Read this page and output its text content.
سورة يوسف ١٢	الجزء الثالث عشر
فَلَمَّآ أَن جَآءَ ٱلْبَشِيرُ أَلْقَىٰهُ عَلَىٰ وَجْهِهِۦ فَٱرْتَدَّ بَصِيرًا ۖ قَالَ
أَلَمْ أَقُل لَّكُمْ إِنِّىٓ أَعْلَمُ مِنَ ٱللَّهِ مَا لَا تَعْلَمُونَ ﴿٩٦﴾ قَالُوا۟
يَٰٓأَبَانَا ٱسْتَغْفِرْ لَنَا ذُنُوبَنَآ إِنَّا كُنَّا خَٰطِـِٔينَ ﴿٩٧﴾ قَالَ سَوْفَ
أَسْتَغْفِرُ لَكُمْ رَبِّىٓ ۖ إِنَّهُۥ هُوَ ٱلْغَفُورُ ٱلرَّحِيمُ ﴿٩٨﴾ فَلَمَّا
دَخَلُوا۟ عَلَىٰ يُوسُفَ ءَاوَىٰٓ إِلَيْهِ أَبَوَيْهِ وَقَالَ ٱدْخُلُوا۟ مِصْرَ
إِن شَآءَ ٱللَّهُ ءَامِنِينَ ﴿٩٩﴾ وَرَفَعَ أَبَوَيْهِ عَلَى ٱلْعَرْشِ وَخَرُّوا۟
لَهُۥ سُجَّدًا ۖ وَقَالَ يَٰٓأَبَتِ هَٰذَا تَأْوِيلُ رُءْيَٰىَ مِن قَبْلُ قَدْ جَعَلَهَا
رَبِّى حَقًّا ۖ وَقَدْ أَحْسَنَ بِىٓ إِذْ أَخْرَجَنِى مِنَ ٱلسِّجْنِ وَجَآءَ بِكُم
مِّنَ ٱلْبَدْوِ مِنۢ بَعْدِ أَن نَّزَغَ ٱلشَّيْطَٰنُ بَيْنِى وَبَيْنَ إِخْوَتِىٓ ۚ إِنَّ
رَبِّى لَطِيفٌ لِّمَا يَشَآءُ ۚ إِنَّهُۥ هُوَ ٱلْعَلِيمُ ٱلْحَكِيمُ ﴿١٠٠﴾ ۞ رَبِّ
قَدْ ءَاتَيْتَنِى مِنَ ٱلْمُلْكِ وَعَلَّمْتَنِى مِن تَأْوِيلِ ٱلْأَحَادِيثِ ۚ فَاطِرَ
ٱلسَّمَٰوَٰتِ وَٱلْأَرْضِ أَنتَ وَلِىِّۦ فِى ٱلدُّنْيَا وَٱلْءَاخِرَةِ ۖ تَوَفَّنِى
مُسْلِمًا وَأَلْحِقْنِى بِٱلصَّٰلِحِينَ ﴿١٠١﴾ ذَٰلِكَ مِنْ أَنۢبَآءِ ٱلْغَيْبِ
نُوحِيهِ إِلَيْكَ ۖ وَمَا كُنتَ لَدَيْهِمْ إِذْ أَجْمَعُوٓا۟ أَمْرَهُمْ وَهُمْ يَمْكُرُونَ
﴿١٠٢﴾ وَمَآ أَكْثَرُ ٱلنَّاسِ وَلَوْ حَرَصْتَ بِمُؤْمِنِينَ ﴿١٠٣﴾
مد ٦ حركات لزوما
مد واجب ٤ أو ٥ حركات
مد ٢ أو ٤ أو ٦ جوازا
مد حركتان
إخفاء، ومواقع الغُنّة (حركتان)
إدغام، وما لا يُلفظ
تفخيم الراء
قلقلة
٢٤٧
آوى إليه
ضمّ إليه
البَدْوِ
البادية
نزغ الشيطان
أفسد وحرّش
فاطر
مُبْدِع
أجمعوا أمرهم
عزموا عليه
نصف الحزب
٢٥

REQUIRED TASK — Please restate the whole listing word for word.

ANSWER TO THIS EXERCISE —
Read this page and output its text content.
سورة يوسف ١٢	الجزء الثالث عشر
فَلَمَّآ أَن جَآءَ ٱلْبَشِيرُ أَلْقَىٰهُ عَلَىٰ وَجْهِهِۦ فَٱرْتَدَّ بَصِيرًا ۖ قَالَ
أَلَمْ أَقُل لَّكُمْ إِنِّىٓ أَعْلَمُ مِنَ ٱللَّهِ مَا لَا تَعْلَمُونَ ﴿٩٦﴾ قَالُوا۟
يَٰٓأَبَانَا ٱسْتَغْفِرْ لَنَا ذُنُوبَنَآ إِنَّا كُنَّا خَٰطِـِٔينَ ﴿٩٧﴾ قَالَ سَوْفَ
أَسْتَغْفِرُ لَكُمْ رَبِّىٓ ۖ إِنَّهُۥ هُوَ ٱلْغَفُورُ ٱلرَّحِيمُ ﴿٩٨﴾ فَلَمَّا
دَخَلُوا۟ عَلَىٰ يُوسُفَ ءَاوَىٰٓ إِلَيْهِ أَبَوَيْهِ وَقَالَ ٱدْخُلُوا۟ مِصْرَ
إِن شَآءَ ٱللَّهُ ءَامِنِينَ ﴿٩٩﴾ وَرَفَعَ أَبَوَيْهِ عَلَى ٱلْعَرْشِ وَخَرُّوا۟
لَهُۥ سُجَّدًا ۖ وَقَالَ يَٰٓأَبَتِ هَٰذَا تَأْوِيلُ رُءْيَٰىَ مِن قَبْلُ قَدْ جَعَلَهَا
رَبِّى حَقًّا ۖ وَقَدْ أَحْسَنَ بِىٓ إِذْ أَخْرَجَنِى مِنَ ٱلسِّجْنِ وَجَآءَ بِكُم
مِّنَ ٱلْبَدْوِ مِنۢ بَعْدِ أَن نَّزَغَ ٱلشَّيْطَٰنُ بَيْنِى وَبَيْنَ إِخْوَتِىٓ ۚ إِنَّ
رَبِّى لَطِيفٌ لِّمَا يَشَآءُ ۚ إِنَّهُۥ هُوَ ٱلْعَلِيمُ ٱلْحَكِيمُ ﴿١٠٠﴾ ۞ رَبِّ
قَدْ ءَاتَيْتَنِى مِنَ ٱلْمُلْكِ وَعَلَّمْتَنِى مِن تَأْوِيلِ ٱلْأَحَادِيثِ ۚ فَاطِرَ
ٱلسَّمَٰوَٰتِ وَٱلْأَرْضِ أَنتَ وَلِىِّۦ فِى ٱلدُّنْيَا وَٱلْءَاخِرَةِ ۖ تَوَفَّنِى
مُسْلِمًا وَأَلْحِقْنِى بِٱلصَّٰلِحِينَ ﴿١٠١﴾ ذَٰلِكَ مِنْ أَنۢبَآءِ ٱلْغَيْبِ
نُوحِيهِ إِلَيْكَ ۖ وَمَا كُنتَ لَدَيْهِمْ إِذْ أَجْمَعُوٓا۟ أَمْرَهُمْ وَهُمْ يَمْكُرُونَ
﴿١٠٢﴾ وَمَآ أَكْثَرُ ٱلنَّاسِ وَلَوْ حَرَصْتَ بِمُؤْمِنِينَ ﴿١٠٣﴾
مد ٦ حركات لزوما
مد واجب ٤ أو ٥ حركات
مد ٢ أو ٤ أو ٦ جوازا
مد حركتان
إخفاء، ومواقع الغُنّة (حركتان)
إدغام، وما لا يُلفظ
تفخيم الراء
قلقلة
٢٤٧
آوى إليه
ضمّ إليه
البَدْوِ
البادية
نزغ الشيطان
أفسد وحرّش
فاطر
مُبْدِع
أجمعوا أمرهم
عزموا عليه
نصف الحزب
٢٥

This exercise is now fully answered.